→ 引用文
2023-06-06 ニューサウスウェールズ大学(UNSW)
◆新しい研究によると、最初の花を受粉させた最初の受粉媒介者はおそらく昆虫であったということがわかりました。この研究では、植物の進化の歴史をたどることで、花の多様な家族がどのように受粉されたのかを明らかにしました。
◆その結果、花の進化の過程で昆虫受粉が圧倒的に一般的であり、過去のほぼ86%の花の種は昆虫に依存していたことが分かりました。また、鳥やコウモリなどの脊椎動物による受粉や風による受粉も進化したことが示されています。最初の花を受粉した昆虫は正確には分かっていませんが、非常に小型の昆虫や昔から絶滅してしまった昆虫の可能性があります。
<関連情報>
- https://newsroom.unsw.edu.au/news/science-tech/world%E2%80%99s-first-flowers-were-pollinated-insects
- https://nph.onlinelibrary.wiley.com/doi/10.1111/nph.18993
被子植物の進化史の大半を昆虫受粉が占める Insect pollination for most of angiosperm evolutionary history
Ruby E. Stephens, Rachael V. Gallagher, Lily Dun, Will Cornwell, Hervé Sauquet
New Phytologist Published: 05 June 2023
DOI:https://doi.org/10.1111/nph.18993
Summary
- Most contemporary angiosperms (flowering plants) are insect pollinated, but pollination by wind, water or vertebrates occurs in many lineages. Though evidence suggests insect pollination may be ancestral in angiosperms, this is yet to be assessed across the full phylogeny. Here, we reconstruct the ancestral pollination mode of angiosperms and quantify the timing and environmental associations of pollination shifts.
- We use a robust, dated phylogeny and species-level sampling across all angiosperm families to model the evolution of pollination modes. Data on the pollination system or syndrome of 1160 species were collated from the primary literature.

→ 元データ
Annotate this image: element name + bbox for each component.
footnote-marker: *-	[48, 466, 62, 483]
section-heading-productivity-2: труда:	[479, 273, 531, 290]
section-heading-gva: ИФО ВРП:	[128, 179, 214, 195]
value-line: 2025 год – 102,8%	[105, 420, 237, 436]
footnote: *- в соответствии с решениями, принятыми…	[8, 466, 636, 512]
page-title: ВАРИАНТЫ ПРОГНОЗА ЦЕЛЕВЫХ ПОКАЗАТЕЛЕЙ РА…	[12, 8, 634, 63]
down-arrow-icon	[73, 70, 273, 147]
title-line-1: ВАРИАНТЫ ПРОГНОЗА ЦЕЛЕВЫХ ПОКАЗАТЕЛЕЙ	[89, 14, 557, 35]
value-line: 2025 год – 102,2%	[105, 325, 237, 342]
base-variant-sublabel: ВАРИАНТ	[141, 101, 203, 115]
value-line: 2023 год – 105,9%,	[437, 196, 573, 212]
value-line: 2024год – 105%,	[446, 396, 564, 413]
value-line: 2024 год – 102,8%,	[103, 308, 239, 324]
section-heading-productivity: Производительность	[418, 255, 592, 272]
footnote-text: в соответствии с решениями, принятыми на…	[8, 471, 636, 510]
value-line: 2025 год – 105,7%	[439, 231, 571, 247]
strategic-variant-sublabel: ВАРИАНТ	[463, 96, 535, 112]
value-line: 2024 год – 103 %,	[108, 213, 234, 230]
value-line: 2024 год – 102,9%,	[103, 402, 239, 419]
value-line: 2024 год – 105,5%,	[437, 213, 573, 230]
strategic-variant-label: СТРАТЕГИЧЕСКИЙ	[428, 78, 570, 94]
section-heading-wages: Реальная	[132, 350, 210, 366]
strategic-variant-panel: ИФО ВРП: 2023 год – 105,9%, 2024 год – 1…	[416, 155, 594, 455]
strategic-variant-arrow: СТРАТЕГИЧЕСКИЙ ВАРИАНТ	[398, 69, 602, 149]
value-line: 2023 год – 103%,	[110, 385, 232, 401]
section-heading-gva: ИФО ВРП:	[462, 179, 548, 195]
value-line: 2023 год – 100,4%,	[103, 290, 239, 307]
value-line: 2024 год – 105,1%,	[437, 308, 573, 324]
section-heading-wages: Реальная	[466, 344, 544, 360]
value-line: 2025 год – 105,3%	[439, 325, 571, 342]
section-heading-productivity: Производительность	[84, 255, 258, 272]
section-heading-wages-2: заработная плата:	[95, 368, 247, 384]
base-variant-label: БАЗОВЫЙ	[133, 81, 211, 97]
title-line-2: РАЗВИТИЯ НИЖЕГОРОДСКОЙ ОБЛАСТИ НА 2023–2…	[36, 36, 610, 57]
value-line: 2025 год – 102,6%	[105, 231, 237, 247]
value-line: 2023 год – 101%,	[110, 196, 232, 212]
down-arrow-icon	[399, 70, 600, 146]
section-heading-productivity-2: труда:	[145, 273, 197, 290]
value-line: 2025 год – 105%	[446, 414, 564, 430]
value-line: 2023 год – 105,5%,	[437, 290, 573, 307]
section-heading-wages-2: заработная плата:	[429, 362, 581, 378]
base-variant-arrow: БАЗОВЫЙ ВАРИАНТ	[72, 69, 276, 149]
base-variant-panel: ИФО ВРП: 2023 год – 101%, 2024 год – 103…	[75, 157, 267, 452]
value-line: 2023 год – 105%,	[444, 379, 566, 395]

→ 作業依頼 1
花の受粉に関する記事で「その結果、花の進化の過程で」から始まる段落を、主な事実を残したまま箇条書きにまとめてもらえますか?
→ 作業依頼 2
花の受粉に関する記事を、最後の文の次から書き継いでもらえますか?

→ 想定解答 1
- 花の進化の過程では昆虫受粉が圧倒的に一般的で、過去の花の種のほぼ86%が昆虫に依存していた。
- 鳥やコウモリなどの脊椎動物による受粉や、風による受粉も進化した。
- 最初の花を受粉した昆虫は正確には分かっていないが、非常に小型の昆虫や、すでに絶滅した昆虫の可能性がある。

→ 想定解答 2
- Angiosperms were ancestrally insect pollinated, and insects have pollinated angiosperms for c. 86% of angiosperm evolutionary history. Wind pollination evolved at least 42 times, with few reversals to animal pollination. Transitions between insect and vertebrate pollination were more frequent: vertebrate pollination evolved at least 39 times from an insect-pollinated ancestor with at least 26 reversals. The probability of wind pollination increases with habitat openness (measured by Leaf Area Index) and distance from the equator.
- Our reconstruction gives a clear overview of pollination macroevolution across angiosperms, highlighting the long history of interactions between insect pollinators and angiosperms still vital to biodiversity today.